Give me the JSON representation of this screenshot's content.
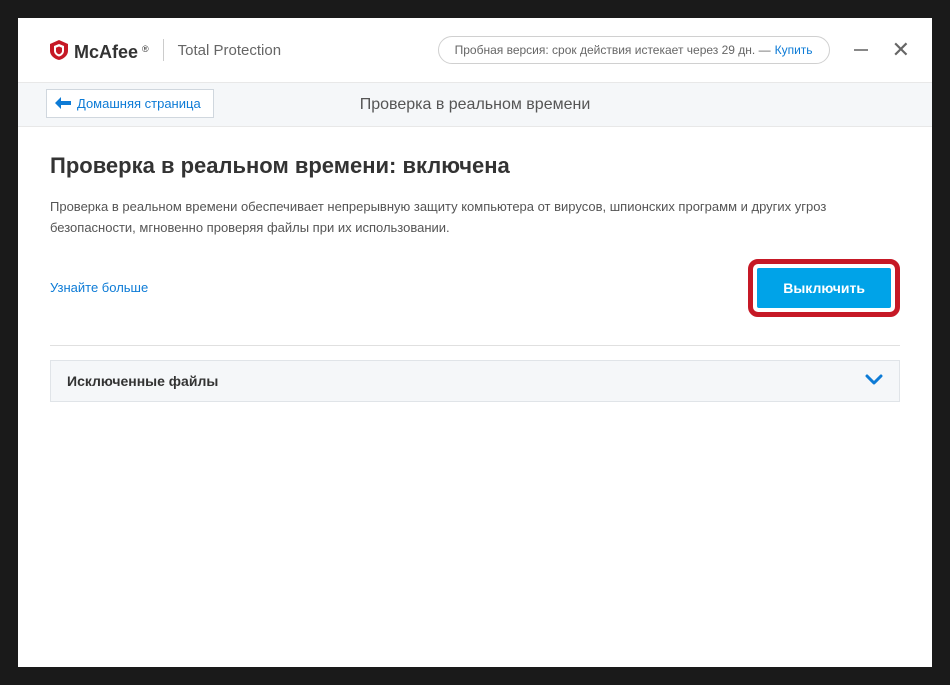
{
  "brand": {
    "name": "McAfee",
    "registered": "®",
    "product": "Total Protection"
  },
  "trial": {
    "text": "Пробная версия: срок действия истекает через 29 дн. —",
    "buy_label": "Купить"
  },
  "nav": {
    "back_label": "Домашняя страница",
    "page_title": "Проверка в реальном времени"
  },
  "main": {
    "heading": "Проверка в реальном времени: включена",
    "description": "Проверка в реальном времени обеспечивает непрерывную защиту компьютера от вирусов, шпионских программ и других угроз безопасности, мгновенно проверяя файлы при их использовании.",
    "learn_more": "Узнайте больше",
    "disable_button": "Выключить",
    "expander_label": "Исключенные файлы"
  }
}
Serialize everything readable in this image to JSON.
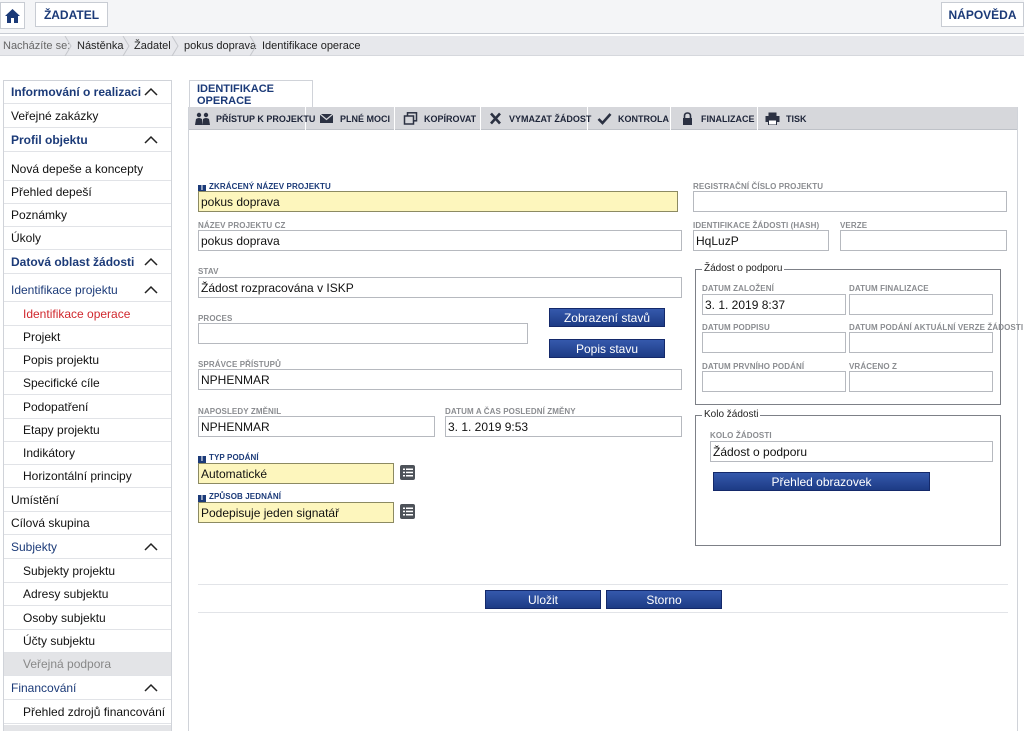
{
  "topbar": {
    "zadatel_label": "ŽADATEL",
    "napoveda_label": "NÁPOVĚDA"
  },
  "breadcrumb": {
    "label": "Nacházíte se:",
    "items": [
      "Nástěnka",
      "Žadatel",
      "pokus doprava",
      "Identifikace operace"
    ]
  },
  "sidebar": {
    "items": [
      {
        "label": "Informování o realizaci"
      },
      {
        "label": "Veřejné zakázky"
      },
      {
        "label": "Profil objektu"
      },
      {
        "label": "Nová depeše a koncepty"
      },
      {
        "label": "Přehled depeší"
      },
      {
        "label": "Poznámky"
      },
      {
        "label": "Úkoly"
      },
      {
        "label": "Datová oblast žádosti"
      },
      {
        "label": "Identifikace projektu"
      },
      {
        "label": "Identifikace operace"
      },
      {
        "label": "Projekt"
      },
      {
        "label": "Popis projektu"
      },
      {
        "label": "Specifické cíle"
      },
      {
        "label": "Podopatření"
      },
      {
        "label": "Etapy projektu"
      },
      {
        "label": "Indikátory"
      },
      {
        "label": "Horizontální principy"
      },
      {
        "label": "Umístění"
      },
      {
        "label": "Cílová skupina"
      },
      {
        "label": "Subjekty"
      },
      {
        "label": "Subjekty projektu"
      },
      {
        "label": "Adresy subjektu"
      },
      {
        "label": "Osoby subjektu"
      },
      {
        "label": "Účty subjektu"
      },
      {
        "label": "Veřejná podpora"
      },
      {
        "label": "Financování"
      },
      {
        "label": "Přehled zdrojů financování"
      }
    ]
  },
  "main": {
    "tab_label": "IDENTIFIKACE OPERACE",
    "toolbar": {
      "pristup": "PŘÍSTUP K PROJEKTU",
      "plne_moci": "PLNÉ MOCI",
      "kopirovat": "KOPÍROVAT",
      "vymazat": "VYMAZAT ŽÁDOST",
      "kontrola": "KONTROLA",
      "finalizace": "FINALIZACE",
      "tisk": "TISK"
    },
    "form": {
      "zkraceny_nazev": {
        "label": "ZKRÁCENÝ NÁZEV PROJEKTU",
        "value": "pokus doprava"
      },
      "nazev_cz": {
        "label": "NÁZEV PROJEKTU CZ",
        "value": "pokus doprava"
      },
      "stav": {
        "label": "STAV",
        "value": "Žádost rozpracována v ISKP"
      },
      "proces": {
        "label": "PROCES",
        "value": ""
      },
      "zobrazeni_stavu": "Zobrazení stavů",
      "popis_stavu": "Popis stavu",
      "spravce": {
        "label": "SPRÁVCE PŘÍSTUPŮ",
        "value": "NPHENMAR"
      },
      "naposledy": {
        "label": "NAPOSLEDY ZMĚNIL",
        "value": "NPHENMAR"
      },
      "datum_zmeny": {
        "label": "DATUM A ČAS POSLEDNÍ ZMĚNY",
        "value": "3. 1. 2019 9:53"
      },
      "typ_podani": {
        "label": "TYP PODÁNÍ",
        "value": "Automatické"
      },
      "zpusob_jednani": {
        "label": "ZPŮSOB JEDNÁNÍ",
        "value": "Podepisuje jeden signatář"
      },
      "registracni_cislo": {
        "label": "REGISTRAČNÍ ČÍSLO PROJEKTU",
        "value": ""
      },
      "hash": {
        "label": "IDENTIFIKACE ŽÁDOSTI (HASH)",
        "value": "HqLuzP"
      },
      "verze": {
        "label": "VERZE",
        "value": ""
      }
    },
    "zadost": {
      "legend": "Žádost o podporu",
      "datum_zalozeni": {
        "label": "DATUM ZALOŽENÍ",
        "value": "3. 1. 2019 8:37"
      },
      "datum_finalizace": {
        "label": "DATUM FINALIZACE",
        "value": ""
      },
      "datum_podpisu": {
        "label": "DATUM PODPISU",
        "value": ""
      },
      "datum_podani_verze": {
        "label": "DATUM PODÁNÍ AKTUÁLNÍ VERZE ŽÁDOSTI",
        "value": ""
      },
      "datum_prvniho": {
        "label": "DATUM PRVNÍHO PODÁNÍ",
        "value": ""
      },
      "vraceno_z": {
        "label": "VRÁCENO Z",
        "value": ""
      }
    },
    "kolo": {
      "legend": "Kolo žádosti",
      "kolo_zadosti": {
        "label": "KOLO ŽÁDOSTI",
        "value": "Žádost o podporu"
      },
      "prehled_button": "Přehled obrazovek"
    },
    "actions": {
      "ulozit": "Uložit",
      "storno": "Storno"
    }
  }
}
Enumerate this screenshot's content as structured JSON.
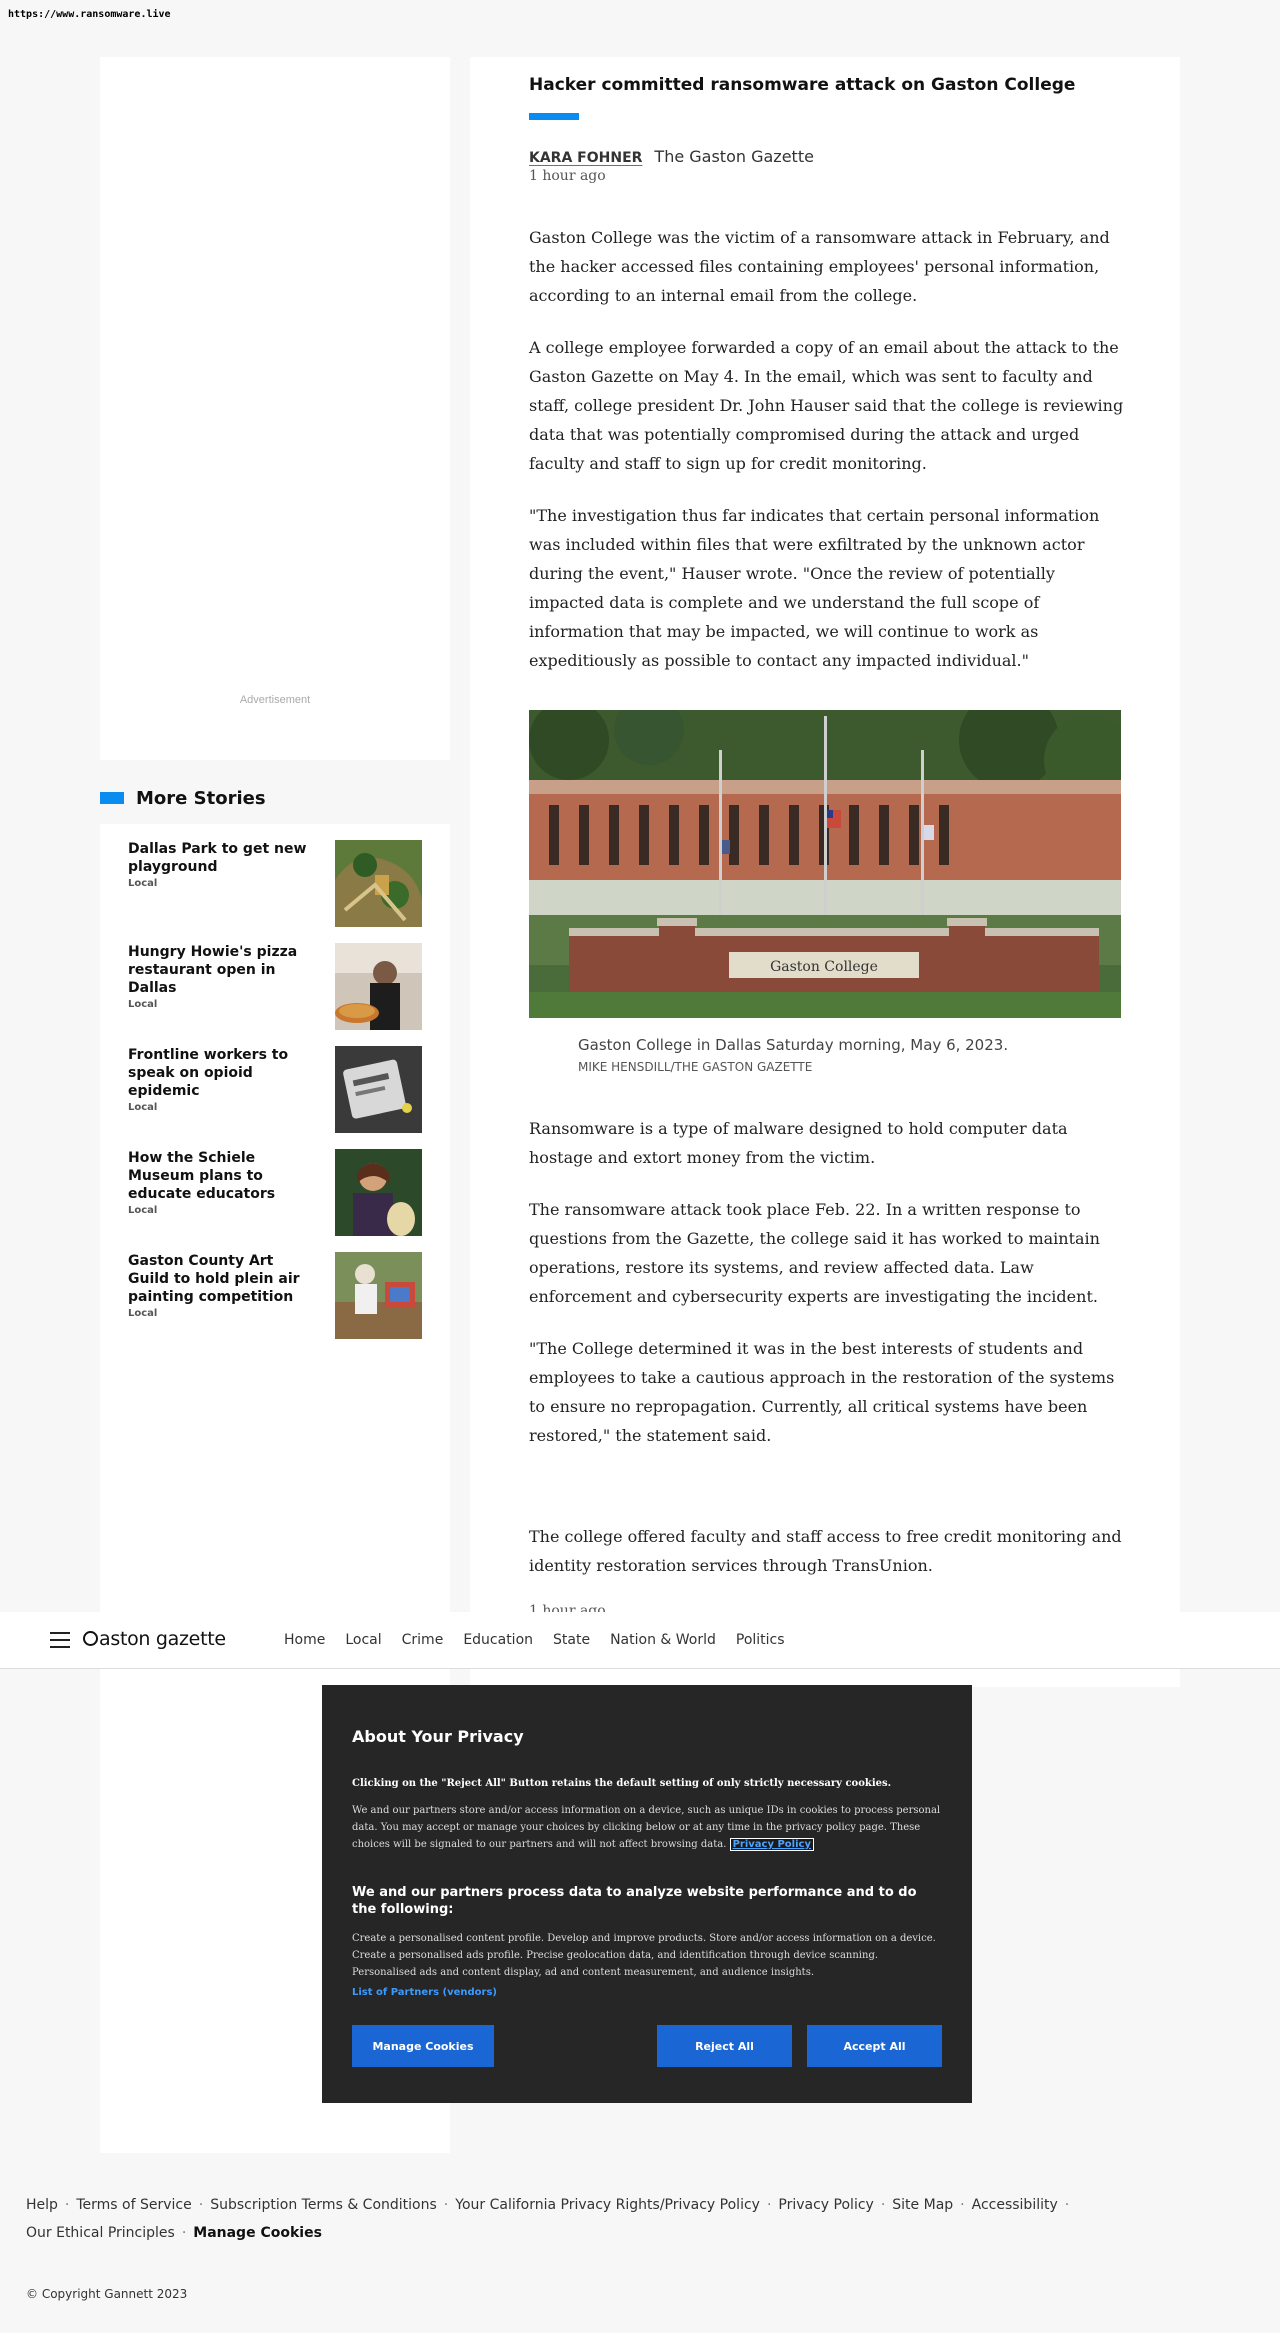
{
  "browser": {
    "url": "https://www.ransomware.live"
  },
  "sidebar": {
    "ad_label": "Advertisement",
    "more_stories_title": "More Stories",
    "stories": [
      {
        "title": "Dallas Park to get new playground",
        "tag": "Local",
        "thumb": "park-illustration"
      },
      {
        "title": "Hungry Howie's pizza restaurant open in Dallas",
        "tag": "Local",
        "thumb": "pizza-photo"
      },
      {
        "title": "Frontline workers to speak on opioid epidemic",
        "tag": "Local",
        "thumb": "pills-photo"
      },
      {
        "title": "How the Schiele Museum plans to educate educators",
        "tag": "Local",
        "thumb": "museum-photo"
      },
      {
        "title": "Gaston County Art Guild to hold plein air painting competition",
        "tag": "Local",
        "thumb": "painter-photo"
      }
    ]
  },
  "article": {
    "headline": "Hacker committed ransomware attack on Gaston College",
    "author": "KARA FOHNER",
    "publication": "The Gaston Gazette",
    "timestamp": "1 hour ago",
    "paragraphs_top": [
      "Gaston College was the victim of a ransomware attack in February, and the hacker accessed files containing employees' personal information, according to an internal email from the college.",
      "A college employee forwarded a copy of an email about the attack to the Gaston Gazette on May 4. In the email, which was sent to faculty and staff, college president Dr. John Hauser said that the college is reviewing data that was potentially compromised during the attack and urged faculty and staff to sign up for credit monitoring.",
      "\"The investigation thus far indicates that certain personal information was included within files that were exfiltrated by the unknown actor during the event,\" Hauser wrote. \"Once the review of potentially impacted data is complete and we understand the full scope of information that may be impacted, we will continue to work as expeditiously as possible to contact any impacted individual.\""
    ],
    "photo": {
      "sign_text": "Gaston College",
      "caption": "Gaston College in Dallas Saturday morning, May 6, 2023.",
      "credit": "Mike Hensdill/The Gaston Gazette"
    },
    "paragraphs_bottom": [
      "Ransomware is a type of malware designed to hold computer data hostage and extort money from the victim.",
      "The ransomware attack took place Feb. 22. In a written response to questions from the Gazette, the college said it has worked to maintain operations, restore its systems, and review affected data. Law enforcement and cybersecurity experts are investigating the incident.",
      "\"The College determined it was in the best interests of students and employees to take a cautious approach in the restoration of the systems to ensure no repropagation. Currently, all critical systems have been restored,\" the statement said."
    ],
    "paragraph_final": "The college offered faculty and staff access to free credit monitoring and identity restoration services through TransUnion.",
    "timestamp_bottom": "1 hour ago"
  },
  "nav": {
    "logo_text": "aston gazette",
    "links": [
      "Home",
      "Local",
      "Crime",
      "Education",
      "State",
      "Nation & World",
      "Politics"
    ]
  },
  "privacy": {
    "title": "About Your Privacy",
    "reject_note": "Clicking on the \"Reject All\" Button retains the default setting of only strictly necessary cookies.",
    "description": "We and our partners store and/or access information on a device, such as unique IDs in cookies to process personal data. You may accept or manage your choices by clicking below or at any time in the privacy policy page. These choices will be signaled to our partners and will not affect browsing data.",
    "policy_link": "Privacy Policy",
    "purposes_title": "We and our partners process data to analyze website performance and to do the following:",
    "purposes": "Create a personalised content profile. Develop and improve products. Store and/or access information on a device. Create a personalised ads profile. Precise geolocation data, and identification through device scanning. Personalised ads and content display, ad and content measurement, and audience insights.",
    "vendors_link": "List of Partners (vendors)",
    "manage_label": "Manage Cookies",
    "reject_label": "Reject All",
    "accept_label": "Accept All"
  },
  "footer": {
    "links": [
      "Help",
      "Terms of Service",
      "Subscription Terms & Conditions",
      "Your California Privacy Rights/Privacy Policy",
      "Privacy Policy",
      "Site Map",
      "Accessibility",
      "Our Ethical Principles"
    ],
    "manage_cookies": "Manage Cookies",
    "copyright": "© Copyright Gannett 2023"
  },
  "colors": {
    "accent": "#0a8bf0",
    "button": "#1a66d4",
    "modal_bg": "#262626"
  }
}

* **Written exercise**
From the records above, pull out every line containing the word "content".

* **Response**
Give me the JSON representation of this screenshot's content.
Enumerate this screenshot's content as structured JSON.
    "purposes": "Create a personalised content profile. Develop and improve products. Store and/or access information on a device. Create a personalised ads profile. Precise geolocation data, and identification through device scanning. Personalised ads and content display, ad and content measurement, and audience insights.",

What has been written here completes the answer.